Repeat each line exactly, leaving nothing out.

** START OF Records shown **

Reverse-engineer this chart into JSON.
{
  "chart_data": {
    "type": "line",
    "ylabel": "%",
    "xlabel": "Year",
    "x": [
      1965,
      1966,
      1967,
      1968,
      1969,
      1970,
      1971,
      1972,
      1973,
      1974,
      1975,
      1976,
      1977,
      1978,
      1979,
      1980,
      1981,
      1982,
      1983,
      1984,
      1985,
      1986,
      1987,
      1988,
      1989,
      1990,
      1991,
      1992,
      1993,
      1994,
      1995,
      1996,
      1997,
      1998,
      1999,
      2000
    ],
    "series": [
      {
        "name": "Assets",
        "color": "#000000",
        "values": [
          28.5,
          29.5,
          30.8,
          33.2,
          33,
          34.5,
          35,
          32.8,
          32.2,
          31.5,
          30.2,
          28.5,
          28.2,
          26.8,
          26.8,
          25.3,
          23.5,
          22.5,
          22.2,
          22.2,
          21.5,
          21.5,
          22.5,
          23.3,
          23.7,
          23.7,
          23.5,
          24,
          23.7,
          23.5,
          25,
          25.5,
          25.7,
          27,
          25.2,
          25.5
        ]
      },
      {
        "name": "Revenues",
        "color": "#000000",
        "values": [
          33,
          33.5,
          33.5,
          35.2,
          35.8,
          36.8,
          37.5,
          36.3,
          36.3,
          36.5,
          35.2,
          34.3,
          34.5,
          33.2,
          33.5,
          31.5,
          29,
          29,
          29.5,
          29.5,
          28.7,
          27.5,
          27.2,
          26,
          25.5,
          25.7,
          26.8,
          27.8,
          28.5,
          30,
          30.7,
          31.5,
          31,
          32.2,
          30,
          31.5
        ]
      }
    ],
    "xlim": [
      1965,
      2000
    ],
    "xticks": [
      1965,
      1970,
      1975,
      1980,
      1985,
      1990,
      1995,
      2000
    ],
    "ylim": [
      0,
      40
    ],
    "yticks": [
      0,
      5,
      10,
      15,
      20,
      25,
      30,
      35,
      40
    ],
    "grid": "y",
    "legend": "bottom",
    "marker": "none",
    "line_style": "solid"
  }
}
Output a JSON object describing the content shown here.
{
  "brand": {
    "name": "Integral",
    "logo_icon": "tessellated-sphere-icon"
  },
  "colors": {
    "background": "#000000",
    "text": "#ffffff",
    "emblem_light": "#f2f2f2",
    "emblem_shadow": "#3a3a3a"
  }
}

** END OF Records shown **

Full solution ::
Reverse-engineer this chart into JSON.
{
  "chart_data": {
    "type": "line",
    "ylabel": "%",
    "xlabel": "Year",
    "x": [
      1965,
      1966,
      1967,
      1968,
      1969,
      1970,
      1971,
      1972,
      1973,
      1974,
      1975,
      1976,
      1977,
      1978,
      1979,
      1980,
      1981,
      1982,
      1983,
      1984,
      1985,
      1986,
      1987,
      1988,
      1989,
      1990,
      1991,
      1992,
      1993,
      1994,
      1995,
      1996,
      1997,
      1998,
      1999,
      2000
    ],
    "series": [
      {
        "name": "Assets",
        "color": "#000000",
        "values": [
          28.5,
          29.5,
          30.8,
          33.2,
          33,
          34.5,
          35,
          32.8,
          32.2,
          31.5,
          30.2,
          28.5,
          28.2,
          26.8,
          26.8,
          25.3,
          23.5,
          22.5,
          22.2,
          22.2,
          21.5,
          21.5,
          22.5,
          23.3,
          23.7,
          23.7,
          23.5,
          24,
          23.7,
          23.5,
          25,
          25.5,
          25.7,
          27,
          25.2,
          25.5
        ]
      },
      {
        "name": "Revenues",
        "color": "#000000",
        "values": [
          33,
          33.5,
          33.5,
          35.2,
          35.8,
          36.8,
          37.5,
          36.3,
          36.3,
          36.5,
          35.2,
          34.3,
          34.5,
          33.2,
          33.5,
          31.5,
          29,
          29,
          29.5,
          29.5,
          28.7,
          27.5,
          27.2,
          26,
          25.5,
          25.7,
          26.8,
          27.8,
          28.5,
          30,
          30.7,
          31.5,
          31,
          32.2,
          30,
          31.5
        ]
      }
    ],
    "xlim": [
      1965,
      2000
    ],
    "xticks": [
      1965,
      1970,
      1975,
      1980,
      1985,
      1990,
      1995,
      2000
    ],
    "ylim": [
      0,
      40
    ],
    "yticks": [
      0,
      5,
      10,
      15,
      20,
      25,
      30,
      35,
      40
    ],
    "grid": "y",
    "legend": "bottom",
    "marker": "none",
    "line_style": "solid"
  }
}
Output a JSON object describing the content shown here.
{
  "brand": {
    "name": "Integral",
    "logo_icon": "tessellated-sphere-icon"
  },
  "colors": {
    "background": "#000000",
    "text": "#ffffff",
    "emblem_light": "#f2f2f2",
    "emblem_shadow": "#3a3a3a"
  }
}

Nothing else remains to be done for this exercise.